Requirement:
Work out the number of lines containing "JSON". Answer with nothing but that number.

### Material for this exercise ###

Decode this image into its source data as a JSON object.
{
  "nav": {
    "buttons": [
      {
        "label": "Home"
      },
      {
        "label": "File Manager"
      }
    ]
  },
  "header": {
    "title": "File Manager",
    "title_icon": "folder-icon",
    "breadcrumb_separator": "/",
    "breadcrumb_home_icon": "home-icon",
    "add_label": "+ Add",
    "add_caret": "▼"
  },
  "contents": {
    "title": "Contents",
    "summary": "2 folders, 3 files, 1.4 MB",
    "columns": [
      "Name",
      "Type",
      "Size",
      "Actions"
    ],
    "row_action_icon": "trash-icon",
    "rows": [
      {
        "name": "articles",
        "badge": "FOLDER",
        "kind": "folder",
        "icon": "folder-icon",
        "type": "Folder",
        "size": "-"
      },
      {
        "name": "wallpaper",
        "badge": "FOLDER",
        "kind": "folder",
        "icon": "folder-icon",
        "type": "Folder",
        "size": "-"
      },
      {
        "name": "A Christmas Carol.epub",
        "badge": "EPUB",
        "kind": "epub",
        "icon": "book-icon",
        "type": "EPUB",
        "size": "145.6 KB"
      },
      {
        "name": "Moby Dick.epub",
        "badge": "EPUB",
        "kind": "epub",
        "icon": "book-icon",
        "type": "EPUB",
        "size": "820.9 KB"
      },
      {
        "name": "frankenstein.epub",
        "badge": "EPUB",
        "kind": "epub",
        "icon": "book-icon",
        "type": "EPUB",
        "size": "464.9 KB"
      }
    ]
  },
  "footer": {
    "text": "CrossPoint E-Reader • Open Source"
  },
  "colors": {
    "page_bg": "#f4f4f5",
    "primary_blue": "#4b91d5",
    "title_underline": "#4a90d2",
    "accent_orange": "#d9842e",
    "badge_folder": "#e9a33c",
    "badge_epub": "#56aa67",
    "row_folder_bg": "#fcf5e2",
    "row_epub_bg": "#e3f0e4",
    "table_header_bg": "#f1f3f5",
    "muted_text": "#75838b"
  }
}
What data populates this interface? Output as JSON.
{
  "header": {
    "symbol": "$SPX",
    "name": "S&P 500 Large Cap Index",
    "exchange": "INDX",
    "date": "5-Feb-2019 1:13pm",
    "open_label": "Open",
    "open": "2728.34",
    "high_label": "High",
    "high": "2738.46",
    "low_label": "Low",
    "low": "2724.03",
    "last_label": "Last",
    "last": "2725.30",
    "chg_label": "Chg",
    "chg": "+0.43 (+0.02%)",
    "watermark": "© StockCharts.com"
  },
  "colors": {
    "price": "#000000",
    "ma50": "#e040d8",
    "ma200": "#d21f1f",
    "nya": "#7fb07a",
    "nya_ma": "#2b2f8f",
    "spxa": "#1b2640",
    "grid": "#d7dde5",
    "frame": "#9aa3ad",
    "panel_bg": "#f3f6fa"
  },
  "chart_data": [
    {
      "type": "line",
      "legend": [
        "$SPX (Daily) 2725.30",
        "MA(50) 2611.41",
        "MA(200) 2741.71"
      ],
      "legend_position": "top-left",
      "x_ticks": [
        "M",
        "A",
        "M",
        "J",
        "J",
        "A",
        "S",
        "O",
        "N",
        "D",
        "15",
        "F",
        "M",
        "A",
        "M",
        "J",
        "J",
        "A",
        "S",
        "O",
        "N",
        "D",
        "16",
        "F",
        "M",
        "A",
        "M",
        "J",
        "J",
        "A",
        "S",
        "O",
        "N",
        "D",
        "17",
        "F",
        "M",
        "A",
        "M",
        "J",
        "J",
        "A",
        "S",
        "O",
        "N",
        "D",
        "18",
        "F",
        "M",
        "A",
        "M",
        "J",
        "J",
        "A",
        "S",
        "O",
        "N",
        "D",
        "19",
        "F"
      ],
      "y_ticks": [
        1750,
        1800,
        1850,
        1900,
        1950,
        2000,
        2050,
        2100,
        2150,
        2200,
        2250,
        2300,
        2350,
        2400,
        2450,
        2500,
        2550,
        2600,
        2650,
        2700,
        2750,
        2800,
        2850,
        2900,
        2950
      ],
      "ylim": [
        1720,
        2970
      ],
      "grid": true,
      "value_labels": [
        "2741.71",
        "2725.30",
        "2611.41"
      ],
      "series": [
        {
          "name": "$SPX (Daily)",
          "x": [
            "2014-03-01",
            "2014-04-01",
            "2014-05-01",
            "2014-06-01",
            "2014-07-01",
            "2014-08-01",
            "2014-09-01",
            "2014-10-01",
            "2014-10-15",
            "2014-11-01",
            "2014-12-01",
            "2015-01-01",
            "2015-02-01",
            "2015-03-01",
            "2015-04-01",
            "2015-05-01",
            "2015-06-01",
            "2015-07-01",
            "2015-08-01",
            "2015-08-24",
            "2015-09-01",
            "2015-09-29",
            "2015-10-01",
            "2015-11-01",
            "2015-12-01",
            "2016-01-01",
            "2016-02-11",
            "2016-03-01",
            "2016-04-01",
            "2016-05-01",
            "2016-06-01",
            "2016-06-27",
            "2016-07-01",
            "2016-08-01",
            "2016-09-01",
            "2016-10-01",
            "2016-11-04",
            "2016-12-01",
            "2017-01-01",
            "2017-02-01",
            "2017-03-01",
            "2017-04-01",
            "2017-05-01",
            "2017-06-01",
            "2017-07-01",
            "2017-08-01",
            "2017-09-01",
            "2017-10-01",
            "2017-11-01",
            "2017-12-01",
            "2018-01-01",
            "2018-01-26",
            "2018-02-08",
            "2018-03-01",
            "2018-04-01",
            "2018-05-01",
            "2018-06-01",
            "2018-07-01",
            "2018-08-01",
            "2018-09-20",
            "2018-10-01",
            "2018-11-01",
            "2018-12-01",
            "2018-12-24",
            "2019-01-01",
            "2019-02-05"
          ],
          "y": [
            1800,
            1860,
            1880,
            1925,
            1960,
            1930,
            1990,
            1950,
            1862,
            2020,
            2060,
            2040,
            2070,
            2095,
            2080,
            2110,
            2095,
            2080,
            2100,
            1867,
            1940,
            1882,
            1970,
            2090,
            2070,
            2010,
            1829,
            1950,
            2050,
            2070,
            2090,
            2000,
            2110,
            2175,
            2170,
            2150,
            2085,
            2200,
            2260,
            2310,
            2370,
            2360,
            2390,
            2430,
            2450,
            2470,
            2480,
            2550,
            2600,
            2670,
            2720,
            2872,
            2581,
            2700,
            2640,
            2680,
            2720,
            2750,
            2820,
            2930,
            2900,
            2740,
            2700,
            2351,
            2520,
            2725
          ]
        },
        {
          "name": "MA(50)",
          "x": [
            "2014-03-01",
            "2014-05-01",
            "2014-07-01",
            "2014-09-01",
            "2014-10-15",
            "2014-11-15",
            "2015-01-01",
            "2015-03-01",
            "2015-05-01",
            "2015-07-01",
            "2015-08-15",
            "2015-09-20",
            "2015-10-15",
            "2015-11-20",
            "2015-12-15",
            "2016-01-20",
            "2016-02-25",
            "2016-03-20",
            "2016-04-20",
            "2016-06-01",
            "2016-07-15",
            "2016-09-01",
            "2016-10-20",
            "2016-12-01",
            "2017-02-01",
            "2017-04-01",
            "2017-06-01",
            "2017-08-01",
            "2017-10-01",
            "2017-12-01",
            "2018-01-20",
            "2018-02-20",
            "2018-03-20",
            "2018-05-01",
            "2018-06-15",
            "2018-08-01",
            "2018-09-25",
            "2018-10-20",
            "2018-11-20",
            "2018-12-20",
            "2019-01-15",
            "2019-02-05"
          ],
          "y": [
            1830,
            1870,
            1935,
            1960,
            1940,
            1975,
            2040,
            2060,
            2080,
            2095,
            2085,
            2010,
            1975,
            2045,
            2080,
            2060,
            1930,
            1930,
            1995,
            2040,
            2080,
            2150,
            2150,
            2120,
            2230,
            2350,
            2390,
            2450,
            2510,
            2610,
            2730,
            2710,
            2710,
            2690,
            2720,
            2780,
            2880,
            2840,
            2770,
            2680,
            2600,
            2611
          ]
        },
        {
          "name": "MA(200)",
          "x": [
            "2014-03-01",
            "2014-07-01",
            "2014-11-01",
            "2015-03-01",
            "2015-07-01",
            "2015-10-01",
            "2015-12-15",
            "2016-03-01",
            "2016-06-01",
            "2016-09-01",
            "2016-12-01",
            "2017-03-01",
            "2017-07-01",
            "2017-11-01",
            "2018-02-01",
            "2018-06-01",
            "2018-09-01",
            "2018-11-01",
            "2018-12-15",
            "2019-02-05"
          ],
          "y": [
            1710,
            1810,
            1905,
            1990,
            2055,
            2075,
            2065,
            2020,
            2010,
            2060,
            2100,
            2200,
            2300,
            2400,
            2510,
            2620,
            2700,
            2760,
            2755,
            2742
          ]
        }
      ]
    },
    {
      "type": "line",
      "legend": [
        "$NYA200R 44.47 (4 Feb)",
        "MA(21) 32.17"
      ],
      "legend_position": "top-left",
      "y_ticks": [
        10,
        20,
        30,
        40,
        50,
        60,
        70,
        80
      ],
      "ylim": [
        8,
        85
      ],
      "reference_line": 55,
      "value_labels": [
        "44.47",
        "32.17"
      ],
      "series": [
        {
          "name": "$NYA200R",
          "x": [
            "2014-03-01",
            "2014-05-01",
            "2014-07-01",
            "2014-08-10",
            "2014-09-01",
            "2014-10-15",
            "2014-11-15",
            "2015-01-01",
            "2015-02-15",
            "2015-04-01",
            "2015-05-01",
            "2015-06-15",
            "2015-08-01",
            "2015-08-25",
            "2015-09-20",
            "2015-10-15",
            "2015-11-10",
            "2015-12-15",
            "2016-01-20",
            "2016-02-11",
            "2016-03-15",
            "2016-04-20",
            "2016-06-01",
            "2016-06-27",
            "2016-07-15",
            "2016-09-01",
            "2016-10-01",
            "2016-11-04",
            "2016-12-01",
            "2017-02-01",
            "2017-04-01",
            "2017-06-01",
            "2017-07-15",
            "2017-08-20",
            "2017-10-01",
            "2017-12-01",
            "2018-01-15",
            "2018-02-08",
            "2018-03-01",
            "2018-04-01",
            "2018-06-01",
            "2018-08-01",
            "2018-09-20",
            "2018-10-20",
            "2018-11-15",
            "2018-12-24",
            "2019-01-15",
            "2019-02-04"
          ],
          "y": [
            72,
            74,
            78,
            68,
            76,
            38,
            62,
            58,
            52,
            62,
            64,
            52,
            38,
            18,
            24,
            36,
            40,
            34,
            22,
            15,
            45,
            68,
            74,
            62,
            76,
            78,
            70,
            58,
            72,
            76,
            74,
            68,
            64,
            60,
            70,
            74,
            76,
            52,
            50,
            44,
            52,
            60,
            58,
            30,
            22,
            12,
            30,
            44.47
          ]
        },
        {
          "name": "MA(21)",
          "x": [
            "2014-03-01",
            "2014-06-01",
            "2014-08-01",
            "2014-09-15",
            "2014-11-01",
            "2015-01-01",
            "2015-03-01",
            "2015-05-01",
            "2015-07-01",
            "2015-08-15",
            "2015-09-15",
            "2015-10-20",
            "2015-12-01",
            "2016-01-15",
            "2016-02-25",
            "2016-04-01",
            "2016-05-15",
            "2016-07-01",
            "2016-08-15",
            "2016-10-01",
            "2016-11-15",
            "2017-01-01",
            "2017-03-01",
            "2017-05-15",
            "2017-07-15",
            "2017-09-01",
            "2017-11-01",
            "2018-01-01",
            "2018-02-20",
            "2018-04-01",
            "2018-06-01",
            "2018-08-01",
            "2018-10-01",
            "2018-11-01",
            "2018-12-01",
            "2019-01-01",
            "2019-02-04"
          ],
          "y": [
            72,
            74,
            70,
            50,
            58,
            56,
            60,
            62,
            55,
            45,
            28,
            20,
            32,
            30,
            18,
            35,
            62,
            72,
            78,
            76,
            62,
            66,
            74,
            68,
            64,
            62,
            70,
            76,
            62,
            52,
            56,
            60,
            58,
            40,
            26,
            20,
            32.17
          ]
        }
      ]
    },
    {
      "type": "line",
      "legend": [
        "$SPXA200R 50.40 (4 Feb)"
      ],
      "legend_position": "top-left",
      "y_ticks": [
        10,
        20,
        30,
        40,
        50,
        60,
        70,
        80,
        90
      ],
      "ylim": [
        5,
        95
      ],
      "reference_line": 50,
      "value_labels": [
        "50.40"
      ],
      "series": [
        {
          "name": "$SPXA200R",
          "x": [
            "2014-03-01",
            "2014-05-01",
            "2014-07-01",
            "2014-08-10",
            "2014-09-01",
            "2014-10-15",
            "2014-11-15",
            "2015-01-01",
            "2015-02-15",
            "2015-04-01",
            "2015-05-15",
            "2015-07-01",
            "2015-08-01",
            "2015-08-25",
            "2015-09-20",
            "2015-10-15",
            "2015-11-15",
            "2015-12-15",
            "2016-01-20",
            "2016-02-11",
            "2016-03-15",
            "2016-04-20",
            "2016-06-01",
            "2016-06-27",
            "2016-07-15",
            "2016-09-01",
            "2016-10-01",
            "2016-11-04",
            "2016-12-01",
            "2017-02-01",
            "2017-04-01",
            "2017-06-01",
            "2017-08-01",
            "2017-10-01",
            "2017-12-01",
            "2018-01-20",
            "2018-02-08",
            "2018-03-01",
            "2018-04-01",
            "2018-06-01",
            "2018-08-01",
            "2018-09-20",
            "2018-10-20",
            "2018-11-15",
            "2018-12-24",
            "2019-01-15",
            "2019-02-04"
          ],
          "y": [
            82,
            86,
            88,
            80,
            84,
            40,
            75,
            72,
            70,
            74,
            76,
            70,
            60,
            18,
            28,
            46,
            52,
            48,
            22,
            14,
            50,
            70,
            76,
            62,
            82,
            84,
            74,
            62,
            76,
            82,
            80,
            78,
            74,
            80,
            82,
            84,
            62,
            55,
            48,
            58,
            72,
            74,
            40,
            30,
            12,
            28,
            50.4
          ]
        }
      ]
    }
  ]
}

###

Result:
2